→ **YOUR INSTRUCTIONS**: Copy out each line exactly as it appears.
— Start —
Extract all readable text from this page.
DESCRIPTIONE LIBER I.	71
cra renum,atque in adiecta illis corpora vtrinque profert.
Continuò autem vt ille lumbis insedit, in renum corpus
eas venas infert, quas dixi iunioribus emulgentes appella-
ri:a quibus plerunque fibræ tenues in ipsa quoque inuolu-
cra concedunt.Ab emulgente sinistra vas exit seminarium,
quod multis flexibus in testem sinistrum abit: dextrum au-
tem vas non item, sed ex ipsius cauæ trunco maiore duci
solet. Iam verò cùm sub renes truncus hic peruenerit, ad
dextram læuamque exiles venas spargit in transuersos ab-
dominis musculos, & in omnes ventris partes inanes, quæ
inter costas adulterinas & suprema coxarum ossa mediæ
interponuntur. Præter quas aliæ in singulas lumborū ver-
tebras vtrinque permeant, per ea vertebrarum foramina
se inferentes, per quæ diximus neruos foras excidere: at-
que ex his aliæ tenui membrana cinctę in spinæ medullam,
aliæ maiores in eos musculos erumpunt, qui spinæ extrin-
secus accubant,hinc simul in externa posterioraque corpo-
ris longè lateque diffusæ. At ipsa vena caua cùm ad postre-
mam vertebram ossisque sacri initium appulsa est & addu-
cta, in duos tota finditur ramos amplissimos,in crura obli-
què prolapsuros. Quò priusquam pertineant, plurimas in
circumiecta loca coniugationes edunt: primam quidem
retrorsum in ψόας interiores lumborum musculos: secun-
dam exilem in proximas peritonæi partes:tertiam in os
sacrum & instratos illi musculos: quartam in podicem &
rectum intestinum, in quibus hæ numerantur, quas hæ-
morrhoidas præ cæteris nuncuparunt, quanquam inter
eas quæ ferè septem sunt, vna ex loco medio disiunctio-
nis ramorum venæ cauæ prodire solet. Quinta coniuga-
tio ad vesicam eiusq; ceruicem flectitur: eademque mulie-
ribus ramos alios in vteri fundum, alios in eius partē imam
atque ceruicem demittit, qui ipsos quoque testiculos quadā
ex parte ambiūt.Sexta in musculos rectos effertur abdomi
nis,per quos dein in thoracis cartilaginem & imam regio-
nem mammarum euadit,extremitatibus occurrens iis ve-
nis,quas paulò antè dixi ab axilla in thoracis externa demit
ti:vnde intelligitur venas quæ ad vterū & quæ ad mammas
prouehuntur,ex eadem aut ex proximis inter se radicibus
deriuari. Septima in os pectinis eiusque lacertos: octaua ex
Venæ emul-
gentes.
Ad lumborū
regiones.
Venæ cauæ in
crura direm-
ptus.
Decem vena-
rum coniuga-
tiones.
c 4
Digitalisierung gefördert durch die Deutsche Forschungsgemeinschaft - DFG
— End —
→ **EXPECTED OUTPUT**:
Extract all readable text from this page.
DESCRIPTIONE LIBER I.	71
cra renum,atque in adiecta illis corpora vtrinque profert.
Continuò autem vt ille lumbis insedit, in renum corpus
eas venas infert, quas dixi iunioribus emulgentes appella-
ri:a quibus plerunque fibræ tenues in ipsa quoque inuolu-
cra concedunt.Ab emulgente sinistra vas exit seminarium,
quod multis flexibus in testem sinistrum abit: dextrum au-
tem vas non item, sed ex ipsius cauæ trunco maiore duci
solet. Iam verò cùm sub renes truncus hic peruenerit, ad
dextram læuamque exiles venas spargit in transuersos ab-
dominis musculos, & in omnes ventris partes inanes, quæ
inter costas adulterinas & suprema coxarum ossa mediæ
interponuntur. Præter quas aliæ in singulas lumborū ver-
tebras vtrinque permeant, per ea vertebrarum foramina
se inferentes, per quæ diximus neruos foras excidere: at-
que ex his aliæ tenui membrana cinctę in spinæ medullam,
aliæ maiores in eos musculos erumpunt, qui spinæ extrin-
secus accubant,hinc simul in externa posterioraque corpo-
ris longè lateque diffusæ. At ipsa vena caua cùm ad postre-
mam vertebram ossisque sacri initium appulsa est & addu-
cta, in duos tota finditur ramos amplissimos,in crura obli-
què prolapsuros. Quò priusquam pertineant, plurimas in
circumiecta loca coniugationes edunt: primam quidem
retrorsum in ψόας interiores lumborum musculos: secun-
dam exilem in proximas peritonæi partes:tertiam in os
sacrum & instratos illi musculos: quartam in podicem &
rectum intestinum, in quibus hæ numerantur, quas hæ-
morrhoidas præ cæteris nuncuparunt, quanquam inter
eas quæ ferè septem sunt, vna ex loco medio disiunctio-
nis ramorum venæ cauæ prodire solet. Quinta coniuga-
tio ad vesicam eiusq; ceruicem flectitur: eademque mulie-
ribus ramos alios in vteri fundum, alios in eius partē imam
atque ceruicem demittit, qui ipsos quoque testiculos quadā
ex parte ambiūt.Sexta in musculos rectos effertur abdomi
nis,per quos dein in thoracis cartilaginem & imam regio-
nem mammarum euadit,extremitatibus occurrens iis ve-
nis,quas paulò antè dixi ab axilla in thoracis externa demit
ti:vnde intelligitur venas quæ ad vterū & quæ ad mammas
prouehuntur,ex eadem aut ex proximis inter se radicibus
deriuari. Septima in os pectinis eiusque lacertos: octaua ex
Venæ emul-
gentes.
Ad lumborū
regiones.
Venæ cauæ in
crura direm-
ptus.
Decem vena-
rum coniuga-
tiones.
c 4
Digitalisierung gefördert durch die Deutsche Forschungsgemeinschaft - DFG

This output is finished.